>> BEGIN DATA FOR THIS TASK

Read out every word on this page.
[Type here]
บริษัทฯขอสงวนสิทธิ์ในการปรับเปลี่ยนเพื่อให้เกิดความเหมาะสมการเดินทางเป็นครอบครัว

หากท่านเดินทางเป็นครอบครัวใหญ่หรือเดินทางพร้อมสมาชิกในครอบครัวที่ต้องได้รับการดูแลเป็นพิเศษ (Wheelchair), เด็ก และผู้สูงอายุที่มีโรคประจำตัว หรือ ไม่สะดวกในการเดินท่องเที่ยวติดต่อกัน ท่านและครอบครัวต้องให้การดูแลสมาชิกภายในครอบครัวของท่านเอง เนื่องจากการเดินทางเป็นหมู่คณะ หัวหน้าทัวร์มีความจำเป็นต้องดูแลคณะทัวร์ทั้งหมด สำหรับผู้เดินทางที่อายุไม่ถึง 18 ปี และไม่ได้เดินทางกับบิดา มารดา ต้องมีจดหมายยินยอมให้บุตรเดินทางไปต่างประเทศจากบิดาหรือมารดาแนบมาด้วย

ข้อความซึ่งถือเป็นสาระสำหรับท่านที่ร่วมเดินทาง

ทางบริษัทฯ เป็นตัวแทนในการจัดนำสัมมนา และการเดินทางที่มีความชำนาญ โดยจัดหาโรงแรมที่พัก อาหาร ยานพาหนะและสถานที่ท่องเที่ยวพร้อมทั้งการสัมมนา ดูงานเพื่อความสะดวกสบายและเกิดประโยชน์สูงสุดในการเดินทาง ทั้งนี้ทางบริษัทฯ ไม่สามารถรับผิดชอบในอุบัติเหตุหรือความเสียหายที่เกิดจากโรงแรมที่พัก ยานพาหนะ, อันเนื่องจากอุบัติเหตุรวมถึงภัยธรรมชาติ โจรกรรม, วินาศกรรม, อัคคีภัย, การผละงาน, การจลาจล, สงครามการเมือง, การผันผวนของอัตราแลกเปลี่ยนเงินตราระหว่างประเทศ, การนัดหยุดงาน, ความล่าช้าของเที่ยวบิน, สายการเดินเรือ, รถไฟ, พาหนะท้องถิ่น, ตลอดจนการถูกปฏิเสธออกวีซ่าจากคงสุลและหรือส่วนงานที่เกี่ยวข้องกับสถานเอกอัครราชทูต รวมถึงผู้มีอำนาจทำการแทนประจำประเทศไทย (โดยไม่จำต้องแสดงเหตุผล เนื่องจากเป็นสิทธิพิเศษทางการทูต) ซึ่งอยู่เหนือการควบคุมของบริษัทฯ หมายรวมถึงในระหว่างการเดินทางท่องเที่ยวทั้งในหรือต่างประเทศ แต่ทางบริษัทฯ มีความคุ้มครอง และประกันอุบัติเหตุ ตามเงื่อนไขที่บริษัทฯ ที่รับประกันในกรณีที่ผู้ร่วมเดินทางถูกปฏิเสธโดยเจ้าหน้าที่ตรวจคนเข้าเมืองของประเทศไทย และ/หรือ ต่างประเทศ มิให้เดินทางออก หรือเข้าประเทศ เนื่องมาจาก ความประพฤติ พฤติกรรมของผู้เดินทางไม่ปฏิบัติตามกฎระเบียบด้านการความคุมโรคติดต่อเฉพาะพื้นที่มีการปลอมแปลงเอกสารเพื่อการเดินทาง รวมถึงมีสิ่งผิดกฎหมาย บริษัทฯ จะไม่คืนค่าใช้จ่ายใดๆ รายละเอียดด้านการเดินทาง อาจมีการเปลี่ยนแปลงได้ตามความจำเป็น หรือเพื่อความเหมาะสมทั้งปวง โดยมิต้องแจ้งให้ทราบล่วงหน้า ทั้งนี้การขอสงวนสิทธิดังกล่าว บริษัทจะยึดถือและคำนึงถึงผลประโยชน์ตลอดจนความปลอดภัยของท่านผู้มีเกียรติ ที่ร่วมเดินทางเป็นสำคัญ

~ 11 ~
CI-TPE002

>> END DATA FOR THIS TASK

TASK TO CARRY OUT.
Provide an exact reproduction of all the entries shown above.

EXERCISE ANSWER.
Read out every word on this page.
[Type here]
บริษัทฯขอสงวนสิทธิ์ในการปรับเปลี่ยนเพื่อให้เกิดความเหมาะสมการเดินทางเป็นครอบครัว

หากท่านเดินทางเป็นครอบครัวใหญ่หรือเดินทางพร้อมสมาชิกในครอบครัวที่ต้องได้รับการดูแลเป็นพิเศษ (Wheelchair), เด็ก และผู้สูงอายุที่มีโรคประจำตัว หรือ ไม่สะดวกในการเดินท่องเที่ยวติดต่อกัน ท่านและครอบครัวต้องให้การดูแลสมาชิกภายในครอบครัวของท่านเอง เนื่องจากการเดินทางเป็นหมู่คณะ หัวหน้าทัวร์มีความจำเป็นต้องดูแลคณะทัวร์ทั้งหมด สำหรับผู้เดินทางที่อายุไม่ถึง 18 ปี และไม่ได้เดินทางกับบิดา มารดา ต้องมีจดหมายยินยอมให้บุตรเดินทางไปต่างประเทศจากบิดาหรือมารดาแนบมาด้วย

ข้อความซึ่งถือเป็นสาระสำหรับท่านที่ร่วมเดินทาง

ทางบริษัทฯ เป็นตัวแทนในการจัดนำสัมมนา และการเดินทางที่มีความชำนาญ โดยจัดหาโรงแรมที่พัก อาหาร ยานพาหนะและสถานที่ท่องเที่ยวพร้อมทั้งการสัมมนา ดูงานเพื่อความสะดวกสบายและเกิดประโยชน์สูงสุดในการเดินทาง ทั้งนี้ทางบริษัทฯ ไม่สามารถรับผิดชอบในอุบัติเหตุหรือความเสียหายที่เกิดจากโรงแรมที่พัก ยานพาหนะ, อันเนื่องจากอุบัติเหตุรวมถึงภัยธรรมชาติ โจรกรรม, วินาศกรรม, อัคคีภัย, การผละงาน, การจลาจล, สงครามการเมือง, การผันผวนของอัตราแลกเปลี่ยนเงินตราระหว่างประเทศ, การนัดหยุดงาน, ความล่าช้าของเที่ยวบิน, สายการเดินเรือ, รถไฟ, พาหนะท้องถิ่น, ตลอดจนการถูกปฏิเสธออกวีซ่าจากคงสุลและหรือส่วนงานที่เกี่ยวข้องกับสถานเอกอัครราชทูต รวมถึงผู้มีอำนาจทำการแทนประจำประเทศไทย (โดยไม่จำต้องแสดงเหตุผล เนื่องจากเป็นสิทธิพิเศษทางการทูต) ซึ่งอยู่เหนือการควบคุมของบริษัทฯ หมายรวมถึงในระหว่างการเดินทางท่องเที่ยวทั้งในหรือต่างประเทศ แต่ทางบริษัทฯ มีความคุ้มครอง และประกันอุบัติเหตุ ตามเงื่อนไขที่บริษัทฯ ที่รับประกันในกรณีที่ผู้ร่วมเดินทางถูกปฏิเสธโดยเจ้าหน้าที่ตรวจคนเข้าเมืองของประเทศไทย และ/หรือ ต่างประเทศ มิให้เดินทางออก หรือเข้าประเทศ เนื่องมาจาก ความประพฤติ พฤติกรรมของผู้เดินทางไม่ปฏิบัติตามกฎระเบียบด้านการความคุมโรคติดต่อเฉพาะพื้นที่มีการปลอมแปลงเอกสารเพื่อการเดินทาง รวมถึงมีสิ่งผิดกฎหมาย บริษัทฯ จะไม่คืนค่าใช้จ่ายใดๆ รายละเอียดด้านการเดินทาง อาจมีการเปลี่ยนแปลงได้ตามความจำเป็น หรือเพื่อความเหมาะสมทั้งปวง โดยมิต้องแจ้งให้ทราบล่วงหน้า ทั้งนี้การขอสงวนสิทธิดังกล่าว บริษัทจะยึดถือและคำนึงถึงผลประโยชน์ตลอดจนความปลอดภัยของท่านผู้มีเกียรติ ที่ร่วมเดินทางเป็นสำคัญ

~ 11 ~
CI-TPE002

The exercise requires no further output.